EXCERPT PROVIDED:
────────────────────
The velocity equation of CO₂ foam fracturing fluid is given by:

$v_{\text{f}}=\frac{q_{\text{g}}+q_{\text{l}}+q_{\text{s}}}{\pi r_{\text{tu,i}}^2}(10)$

where q represents the volume flow rate, m³/s.

The foam quality and proppant volumetric concentration are given by:

$\Gamma =\frac{V_{\text{g}}}{V_{\text{g}}+V_{\text{l}}}=\frac{q_{\text{g}}}{q_{\text{g}}+q_{\text{l}}}(11)$

$C_{sf}=\frac{V_{\text{s}}}{V_{\text{g}}+V_{\text{l}}+V_{\text{s}}}(12)$

where V represents the volume, m³.

The liquid phase density can be calculated as follows:

${\rho }_{\text{l}}={\rho }_{\text{ref}}+\frac{{\rho }_{\text{ref}}}{\beta }(p-p_{\text{ref}})-{\rho }_{\text{ref}}\alpha (T-T_{\text{ref}})(13)$

where the subscript “ref” represent the reference condition (p_ref = 0.101325 MPa, T_ref = 20°C); β represents the isothermal volume modulus of the external phase, Pa; α represents the volume expansion coefficient, °C⁻¹. In this paper, the external phase of CO₂ foam fracturing fluid is water, ρ_ref = 1000 kg/m³, β = 2.2 × 10⁹ Pa, α = 0.000207°C⁻¹ (Xu et al., 2019).

According to volume averaging, gas, liquid, and proppant mass are given by:

$m_{\text{g}}=V_{\text{f}}\Gamma \left(1-C_{sf}\right){\rho }_{\text{g}}(14)$

$m_{\text{l}}=V_{\text{f}}\left(1-\Gamma \right)\left(1-C_{sf}\right){\rho }_{\text{l}}(15)$

$m_{\text{s}}=V_{\text{f}}{C}_{sf}{\rho }_{\text{s}}(16)$

The density of CO₂ foam fracturing fluid is given by:

${\rho }_{\text{f}}=\left(m_{\text{g}}+m_{\text{l}}+m_{\text{s}}\right)/V_{\text{f}}(17)$

where m represents the mass, kg.

Substituting Eqs. 14–16 into Eq. 17, the density of foam fracturing fluid can be obtained:

${\rho }_{\text{f}}=\Gamma \left(1-C_{sf}\right){\rho }_{\text{g}}+\left(1-\Gamma \right)\left(1-C_{sf}\right){\rho }_{\text{l}}+C_{sf}{\rho }_{\text{s}}(18)$

CO₂ properties are calculated by S-W model (Span and Wagner 1996), because the model is more accurate.

$\Phi \left(\delta ,\tau \right)={\Phi }^{\text{O}}\left(\delta ,\tau \right)+{\Phi }^r\left(\delta ,\tau \right)(19)$

where Φ represents the Helmholtz energy; Φ^O represents the ideal gas part of Helmholtz energy; Φ^r represents the residual fluid part of Helmholtz energy; δ and τ represent the reduced density and inverse reduced temperature, respectively.

Friction Calculation

For CO₂ foam fracturing fluid, whose flow pattern has a direct effect on the friction coefficient, when Re ≤ Re_c, it is laminar flow; otherwise, it is turbulent flow, where Re_c = 3470−1370 n (Li et al., 2010).
────────────────────
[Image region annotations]
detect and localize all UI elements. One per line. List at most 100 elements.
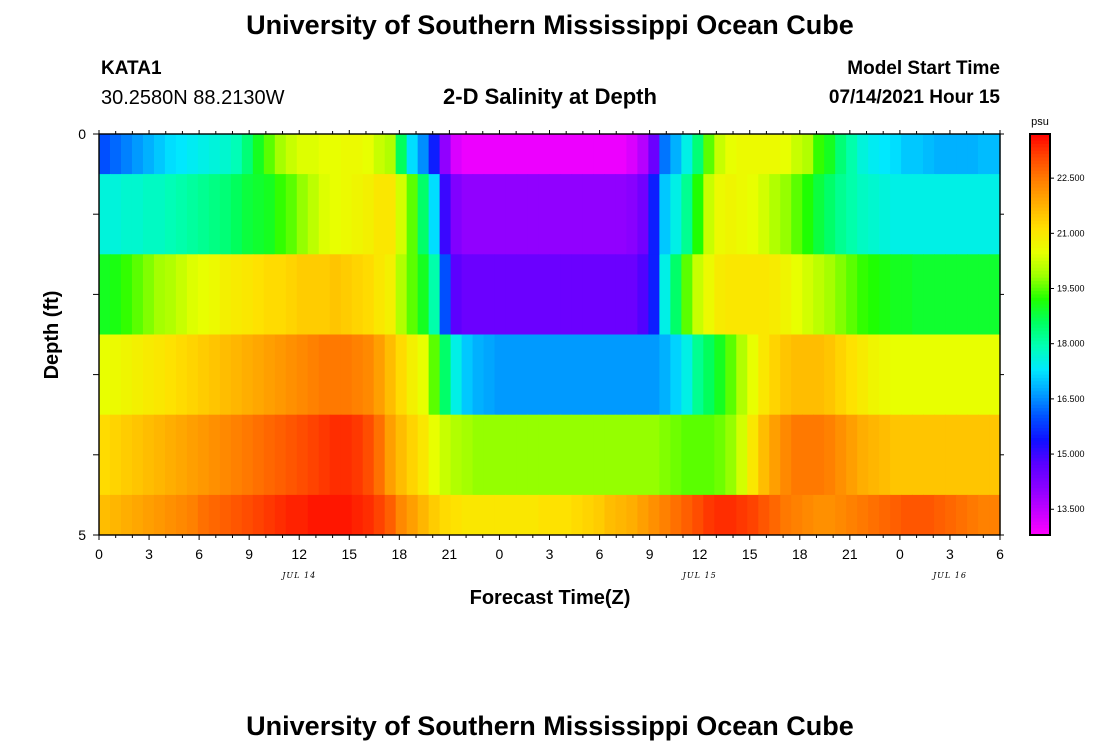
colorbar-swatch xyxy=(1030,374,1050,379)
heatmap-cell xyxy=(956,334,968,416)
heatmap-cell xyxy=(351,334,364,416)
heatmap-cell xyxy=(406,134,419,175)
heatmap-cell xyxy=(428,414,441,496)
station-coords: 30.2580N 88.2130W xyxy=(101,87,285,109)
heatmap-cell xyxy=(659,174,671,255)
heatmap-cell xyxy=(791,134,803,175)
heatmap-cell xyxy=(703,414,715,496)
heatmap-cell xyxy=(417,134,430,175)
colorbar-swatch xyxy=(1030,164,1050,169)
heatmap-cell xyxy=(373,134,386,175)
heatmap-cell xyxy=(351,254,364,335)
heatmap-cell xyxy=(109,334,122,416)
heatmap-cell xyxy=(934,134,946,175)
heatmap-cell xyxy=(824,254,836,335)
heatmap-cell xyxy=(593,334,606,416)
heatmap-cell xyxy=(263,134,276,175)
heatmap-cell xyxy=(945,334,957,416)
heatmap-cell xyxy=(692,174,704,255)
colorbar-swatch xyxy=(1030,367,1050,372)
heatmap-cell xyxy=(714,174,726,255)
heatmap-cell xyxy=(153,174,166,255)
heatmap-cell xyxy=(549,134,562,175)
heatmap-cell xyxy=(197,334,210,416)
heatmap-cell xyxy=(989,174,1001,255)
colorbar-swatch xyxy=(1030,184,1050,189)
heatmap-cell xyxy=(978,494,990,536)
heatmap-cell xyxy=(549,414,562,496)
heatmap-cell xyxy=(615,414,628,496)
heatmap-cell xyxy=(164,174,177,255)
heatmap-cell xyxy=(813,254,825,335)
heatmap-cell xyxy=(362,334,375,416)
heatmap-cell xyxy=(516,254,529,335)
heatmap-cell xyxy=(692,414,704,496)
heatmap-cell xyxy=(516,414,529,496)
heatmap-cell xyxy=(241,174,254,255)
heatmap-cell xyxy=(725,134,737,175)
heatmap-cell xyxy=(230,414,243,496)
footer-title: University of Southern Mississippi Ocean… xyxy=(246,711,854,741)
heatmap-cell xyxy=(681,134,693,175)
heatmap-cell xyxy=(615,254,628,335)
colorbar-swatch xyxy=(1030,257,1050,262)
heatmap-cell xyxy=(769,494,781,536)
heatmap-cell xyxy=(472,334,485,416)
heatmap-cell xyxy=(494,414,507,496)
colorbar-swatch xyxy=(1030,381,1050,386)
heatmap-cell xyxy=(131,134,144,175)
heatmap-cell xyxy=(791,494,803,536)
heatmap-cell xyxy=(329,414,342,496)
heatmap-cell xyxy=(186,414,199,496)
colorbar-swatch xyxy=(1030,401,1050,406)
colorbar-swatch xyxy=(1030,391,1050,396)
heatmap-cell xyxy=(637,174,649,255)
heatmap-cell xyxy=(505,494,518,536)
colorbar-swatch xyxy=(1030,157,1050,162)
heatmap-cell xyxy=(494,494,507,536)
heatmap-cell xyxy=(219,494,232,536)
heatmap-cell xyxy=(505,254,518,335)
heatmap-cell xyxy=(791,334,803,416)
heatmap-cell xyxy=(912,334,924,416)
heatmap-cell xyxy=(978,254,990,335)
heatmap-cell xyxy=(439,494,452,536)
heatmap-cell xyxy=(329,174,342,255)
station-id: KATA1 xyxy=(101,58,162,79)
heatmap-cell xyxy=(714,254,726,335)
heatmap-cell xyxy=(835,494,847,536)
heatmap-cell xyxy=(857,414,869,496)
heatmap-cell xyxy=(164,494,177,536)
heatmap-cell xyxy=(725,254,737,335)
colorbar-swatch xyxy=(1030,384,1050,389)
heatmap-cell xyxy=(472,134,485,175)
heatmap-cell xyxy=(824,494,836,536)
heatmap-cell xyxy=(648,494,660,536)
heatmap-cell xyxy=(857,134,869,175)
heatmap-cell xyxy=(923,134,935,175)
heatmap-cell xyxy=(571,134,584,175)
colorbar-swatch xyxy=(1030,237,1050,242)
heatmap-cell xyxy=(560,254,573,335)
colorbar-swatch xyxy=(1030,528,1050,533)
heatmap-cell xyxy=(241,334,254,416)
heatmap-cell xyxy=(736,414,748,496)
x-tick-label: 3 xyxy=(946,546,954,562)
heatmap-cell xyxy=(241,494,254,536)
heatmap-cell xyxy=(516,174,529,255)
heatmap-cell xyxy=(362,254,375,335)
heatmap-cell xyxy=(131,254,144,335)
heatmap-cell xyxy=(307,174,320,255)
heatmap-cell xyxy=(967,254,979,335)
heatmap-cell xyxy=(230,254,243,335)
heatmap-cell xyxy=(725,174,737,255)
heatmap-cell xyxy=(538,414,551,496)
heatmap-cell xyxy=(714,414,726,496)
heatmap-cell xyxy=(956,494,968,536)
y-axis-label: Depth (ft) xyxy=(41,291,63,380)
heatmap-cell xyxy=(219,134,232,175)
heatmap-cell xyxy=(549,174,562,255)
colorbar-swatch xyxy=(1030,411,1050,416)
heatmap-cell xyxy=(197,414,210,496)
heatmap-cell xyxy=(483,174,496,255)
────────────────────
DIRECTIVE: Please quote the CO₂ foam fracturing fluid passage from "The velocity equation" up to and including "flow rate, m³/s.".

RESULT OF THE EXERCISE:
The velocity equation of CO₂ foam fracturing fluid is given by:

$v_{\text{f}}=\frac{q_{\text{g}}+q_{\text{l}}+q_{\text{s}}}{\pi r_{\text{tu,i}}^2}(10)$

where q represents the volume flow rate, m³/s.